Exercise directions = Below are entries to be transcribed exactly; exclude the pictures from the copy.

[Extracted data entries]
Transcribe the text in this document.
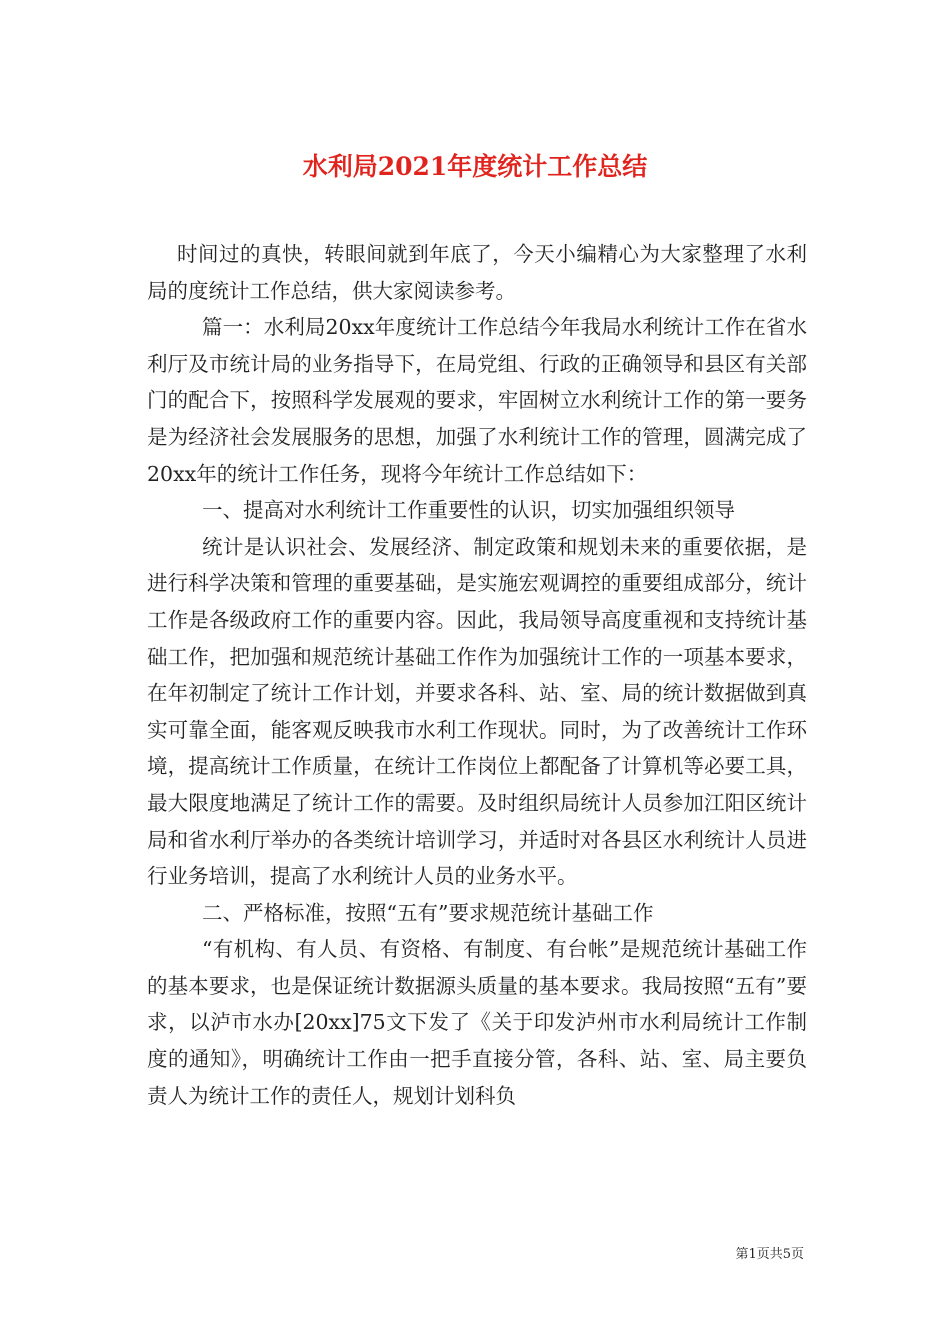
水利局2021年度统计工作总结

时间过的真快，转眼间就到年底了，今天小编精心为大家整理了水利局的度统计工作总结，供大家阅读参考。

篇一：水利局20xx年度统计工作总结今年我局水利统计工作在省水利厅及市统计局的业务指导下，在局党组、行政的正确领导和县区有关部门的配合下，按照科学发展观的要求，牢固树立水利统计工作的第一要务是为经济社会发展服务的思想，加强了水利统计工作的管理，圆满完成了20xx年的统计工作任务，现将今年统计工作总结如下：

一、提高对水利统计工作重要性的认识，切实加强组织领导

统计是认识社会、发展经济、制定政策和规划未来的重要依据，是进行科学决策和管理的重要基础，是实施宏观调控的重要组成部分，统计工作是各级政府工作的重要内容。因此，我局领导高度重视和支持统计基础工作，把加强和规范统计基础工作作为加强统计工作的一项基本要求，在年初制定了统计工作计划，并要求各科、站、室、局的统计数据做到真实可靠全面，能客观反映我市水利工作现状。同时，为了改善统计工作环境，提高统计工作质量，在统计工作岗位上都配备了计算机等必要工具，最大限度地满足了统计工作的需要。及时组织局统计人员参加江阳区统计局和省水利厅举办的各类统计培训学习，并适时对各县区水利统计人员进行业务培训，提高了水利统计人员的业务水平。

二、严格标准，按照“五有”要求规范统计基础工作

“有机构、有人员、有资格、有制度、有台帐”是规范统计基础工作的基本要求，也是保证统计数据源头质量的基本要求。我局按照“五有”要求，以泸市水办[20xx]75文下发了《关于印发泸州市水利局统计工作制度的通知》，明确统计工作由一把手直接分管，各科、站、室、局主要负责人为统计工作的责任人，规划计划科负

第1页共5页
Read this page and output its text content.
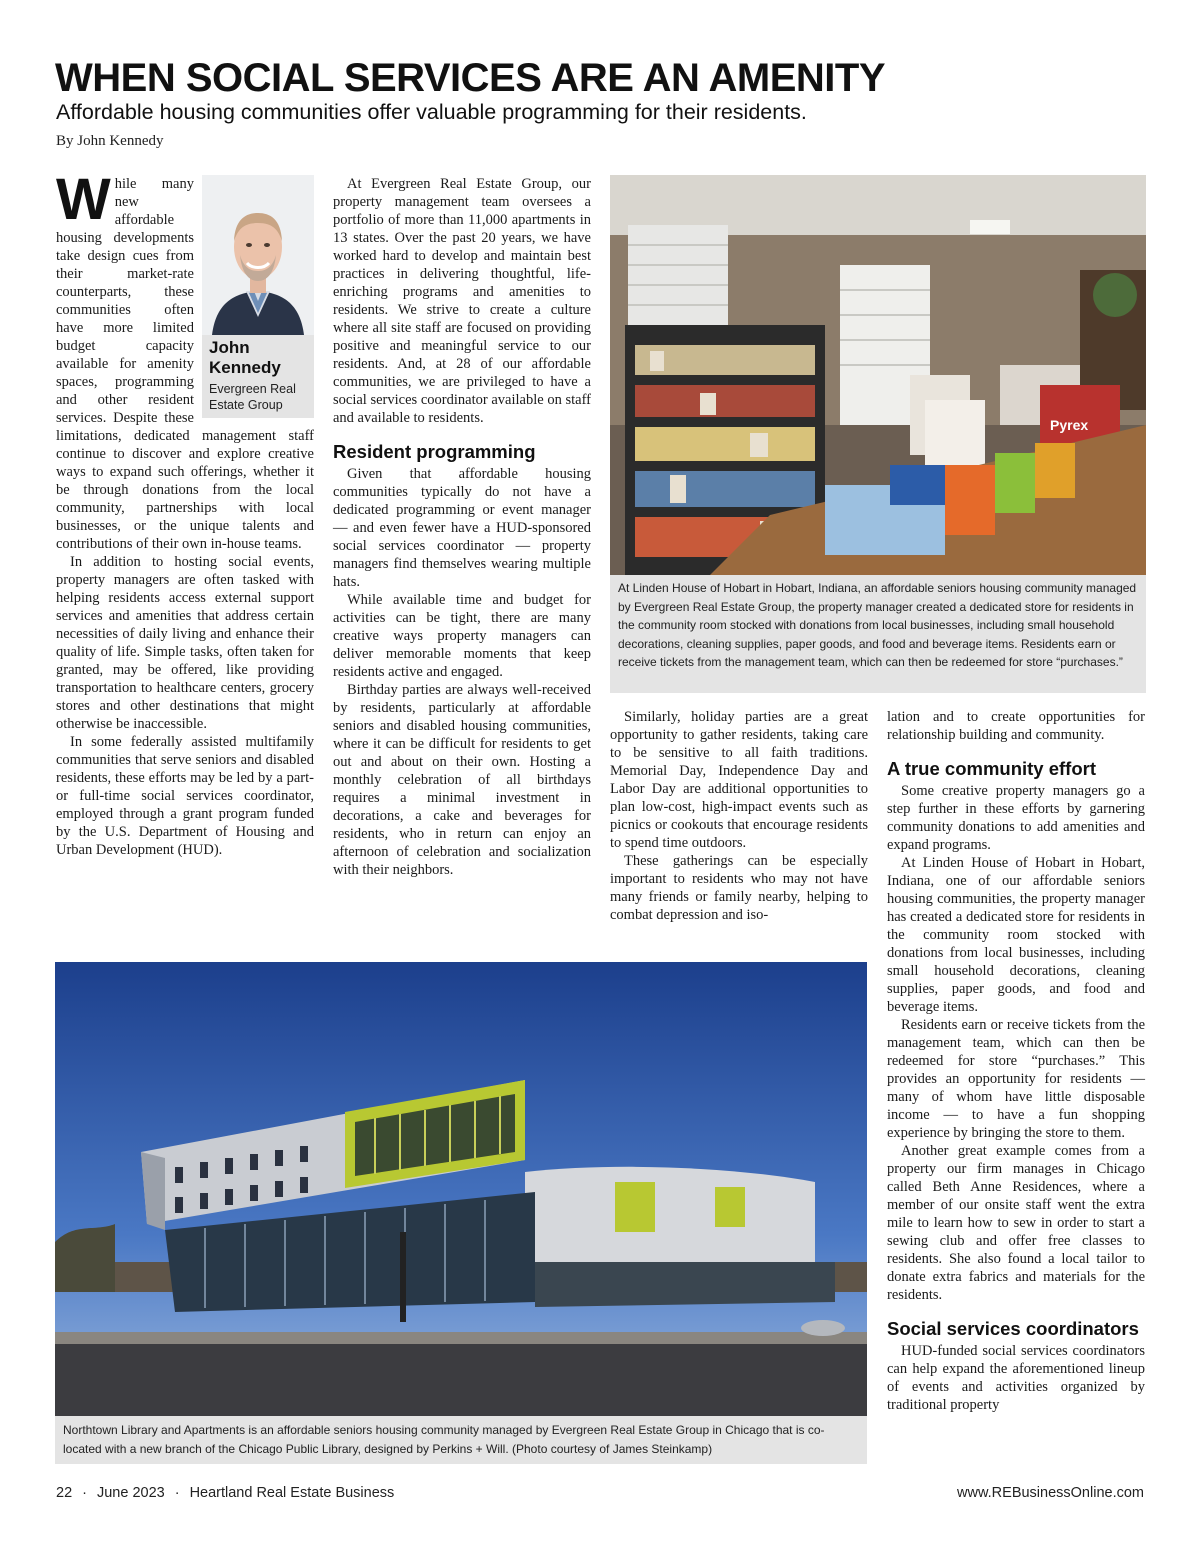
WHEN SOCIAL SERVICES ARE AN AMENITY

Affordable housing communities offer valuable programming for their residents.

By John Kennedy
W hile many new affordable housing developments take design cues from their market-rate counterparts, these communities often have more limited budget capacity available for amenity spaces, programming and other resident services. Despite these limitations, dedicated management staff continue to discover and explore creative ways to expand such offerings, whether it be through donations from the local community, partnerships with local businesses, or the unique talents and contributions of their own in-house teams.

In addition to hosting social events, property managers are often tasked with helping residents access external support services and amenities that address certain necessities of daily living and enhance their quality of life. Simple tasks, often taken for granted, may be offered, like providing transportation to healthcare centers, grocery stores and other destinations that might otherwise be inaccessible.

In some federally assisted multifamily communities that serve seniors and disabled residents, these efforts may be led by a part- or full-time social services coordinator, employed through a grant program funded by the U.S. Department of Housing and Urban Development (HUD).

John Kennedy
Evergreen Real Estate Group

At Evergreen Real Estate Group, our property management team oversees a portfolio of more than 11,000 apartments in 13 states. Over the past 20 years, we have worked hard to develop and maintain best practices in delivering thoughtful, life-enriching programs and amenities to residents. We strive to create a culture where all site staff are focused on providing positive and meaningful service to our residents. And, at 28 of our affordable communities, we are privileged to have a social services coordinator available on staff and available to residents.

Resident programming

Given that affordable housing communities typically do not have a dedicated programming or event manager — and even fewer have a HUD-sponsored social services coordinator — property managers find themselves wearing multiple hats.

While available time and budget for activities can be tight, there are many creative ways property managers can deliver memorable moments that keep residents active and engaged.

Birthday parties are always well-received by residents, particularly at affordable seniors and disabled housing communities, where it can be difficult for residents to get out and about on their own. Hosting a monthly celebration of all birthdays requires a minimal investment in decorations, a cake and beverages for residents, who in return can enjoy an afternoon of celebration and socialization with their neighbors.

Pyrex
At Linden House of Hobart in Hobart, Indiana, an affordable seniors housing community managed by Evergreen Real Estate Group, the property manager created a dedicated store for residents in the community room stocked with donations from local businesses, including small household decorations, cleaning supplies, paper goods, and food and beverage items. Residents earn or receive tickets from the management team, which can then be redeemed for store “purchases.”

Similarly, holiday parties are a great opportunity to gather residents, taking care to be sensitive to all faith traditions. Memorial Day, Independence Day and Labor Day are additional opportunities to plan low-cost, high-impact events such as picnics or cookouts that encourage residents to spend time outdoors.

These gatherings can be especially important to residents who may not have many friends or family nearby, helping to combat depression and iso-

lation and to create opportunities for relationship building and community.

A true community effort

Some creative property managers go a step further in these efforts by garnering community donations to add amenities and expand programs.

At Linden House of Hobart in Hobart, Indiana, one of our affordable seniors housing communities, the property manager has created a dedicated store for residents in the community room stocked with donations from local businesses, including small household decorations, cleaning supplies, paper goods, and food and beverage items.

Residents earn or receive tickets from the management team, which can then be redeemed for store “purchases.” This provides an opportunity for residents — many of whom have little disposable income — to have a fun shopping experience by bringing the store to them.

Another great example comes from a property our firm manages in Chicago called Beth Anne Residences, where a member of our onsite staff went the extra mile to learn how to sew in order to start a sewing club and offer free classes to residents. She also found a local tailor to donate extra fabrics and materials for the residents.

Social services coordinators

HUD-funded social services coordinators can help expand the aforementioned lineup of events and activities organized by traditional property

Northtown Library and Apartments is an affordable seniors housing community managed by Evergreen Real Estate Group in Chicago that is co-located with a new branch of the Chicago Public Library, designed by Perkins + Will. (Photo courtesy of James Steinkamp)
22 · June 2023 · Heartland Real Estate Business	www.REBusinessOnline.com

Response =
Transcribe the text in this document.
水利局2021年度统计工作总结

时间过的真快，转眼间就到年底了，今天小编精心为大家整理了水利局的度统计工作总结，供大家阅读参考。

篇一：水利局20xx年度统计工作总结今年我局水利统计工作在省水利厅及市统计局的业务指导下，在局党组、行政的正确领导和县区有关部门的配合下，按照科学发展观的要求，牢固树立水利统计工作的第一要务是为经济社会发展服务的思想，加强了水利统计工作的管理，圆满完成了20xx年的统计工作任务，现将今年统计工作总结如下：

一、提高对水利统计工作重要性的认识，切实加强组织领导

统计是认识社会、发展经济、制定政策和规划未来的重要依据，是进行科学决策和管理的重要基础，是实施宏观调控的重要组成部分，统计工作是各级政府工作的重要内容。因此，我局领导高度重视和支持统计基础工作，把加强和规范统计基础工作作为加强统计工作的一项基本要求，在年初制定了统计工作计划，并要求各科、站、室、局的统计数据做到真实可靠全面，能客观反映我市水利工作现状。同时，为了改善统计工作环境，提高统计工作质量，在统计工作岗位上都配备了计算机等必要工具，最大限度地满足了统计工作的需要。及时组织局统计人员参加江阳区统计局和省水利厅举办的各类统计培训学习，并适时对各县区水利统计人员进行业务培训，提高了水利统计人员的业务水平。

二、严格标准，按照“五有”要求规范统计基础工作

“有机构、有人员、有资格、有制度、有台帐”是规范统计基础工作的基本要求，也是保证统计数据源头质量的基本要求。我局按照“五有”要求，以泸市水办[20xx]75文下发了《关于印发泸州市水利局统计工作制度的通知》，明确统计工作由一把手直接分管，各科、站、室、局主要负责人为统计工作的责任人，规划计划科负

第1页共5页
Read this page and output its text content.
WHEN SOCIAL SERVICES ARE AN AMENITY

Affordable housing communities offer valuable programming for their residents.

By John Kennedy
W hile many new affordable housing developments take design cues from their market-rate counterparts, these communities often have more limited budget capacity available for amenity spaces, programming and other resident services. Despite these limitations, dedicated management staff continue to discover and explore creative ways to expand such offerings, whether it be through donations from the local community, partnerships with local businesses, or the unique talents and contributions of their own in-house teams.

In addition to hosting social events, property managers are often tasked with helping residents access external support services and amenities that address certain necessities of daily living and enhance their quality of life. Simple tasks, often taken for granted, may be offered, like providing transportation to healthcare centers, grocery stores and other destinations that might otherwise be inaccessible.

In some federally assisted multifamily communities that serve seniors and disabled residents, these efforts may be led by a part- or full-time social services coordinator, employed through a grant program funded by the U.S. Department of Housing and Urban Development (HUD).

John Kennedy
Evergreen Real Estate Group

At Evergreen Real Estate Group, our property management team oversees a portfolio of more than 11,000 apartments in 13 states. Over the past 20 years, we have worked hard to develop and maintain best practices in delivering thoughtful, life-enriching programs and amenities to residents. We strive to create a culture where all site staff are focused on providing positive and meaningful service to our residents. And, at 28 of our affordable communities, we are privileged to have a social services coordinator available on staff and available to residents.

Resident programming

Given that affordable housing communities typically do not have a dedicated programming or event manager — and even fewer have a HUD-sponsored social services coordinator — property managers find themselves wearing multiple hats.

While available time and budget for activities can be tight, there are many creative ways property managers can deliver memorable moments that keep residents active and engaged.

Birthday parties are always well-received by residents, particularly at affordable seniors and disabled housing communities, where it can be difficult for residents to get out and about on their own. Hosting a monthly celebration of all birthdays requires a minimal investment in decorations, a cake and beverages for residents, who in return can enjoy an afternoon of celebration and socialization with their neighbors.

Pyrex
At Linden House of Hobart in Hobart, Indiana, an affordable seniors housing community managed by Evergreen Real Estate Group, the property manager created a dedicated store for residents in the community room stocked with donations from local businesses, including small household decorations, cleaning supplies, paper goods, and food and beverage items. Residents earn or receive tickets from the management team, which can then be redeemed for store “purchases.”

Similarly, holiday parties are a great opportunity to gather residents, taking care to be sensitive to all faith traditions. Memorial Day, Independence Day and Labor Day are additional opportunities to plan low-cost, high-impact events such as picnics or cookouts that encourage residents to spend time outdoors.

These gatherings can be especially important to residents who may not have many friends or family nearby, helping to combat depression and iso-

lation and to create opportunities for relationship building and community.

A true community effort

Some creative property managers go a step further in these efforts by garnering community donations to add amenities and expand programs.

At Linden House of Hobart in Hobart, Indiana, one of our affordable seniors housing communities, the property manager has created a dedicated store for residents in the community room stocked with donations from local businesses, including small household decorations, cleaning supplies, paper goods, and food and beverage items.

Residents earn or receive tickets from the management team, which can then be redeemed for store “purchases.” This provides an opportunity for residents — many of whom have little disposable income — to have a fun shopping experience by bringing the store to them.

Another great example comes from a property our firm manages in Chicago called Beth Anne Residences, where a member of our onsite staff went the extra mile to learn how to sew in order to start a sewing club and offer free classes to residents. She also found a local tailor to donate extra fabrics and materials for the residents.

Social services coordinators

HUD-funded social services coordinators can help expand the aforementioned lineup of events and activities organized by traditional property

Northtown Library and Apartments is an affordable seniors housing community managed by Evergreen Real Estate Group in Chicago that is co-located with a new branch of the Chicago Public Library, designed by Perkins + Will. (Photo courtesy of James Steinkamp)
22 · June 2023 · Heartland Real Estate Business	www.REBusinessOnline.com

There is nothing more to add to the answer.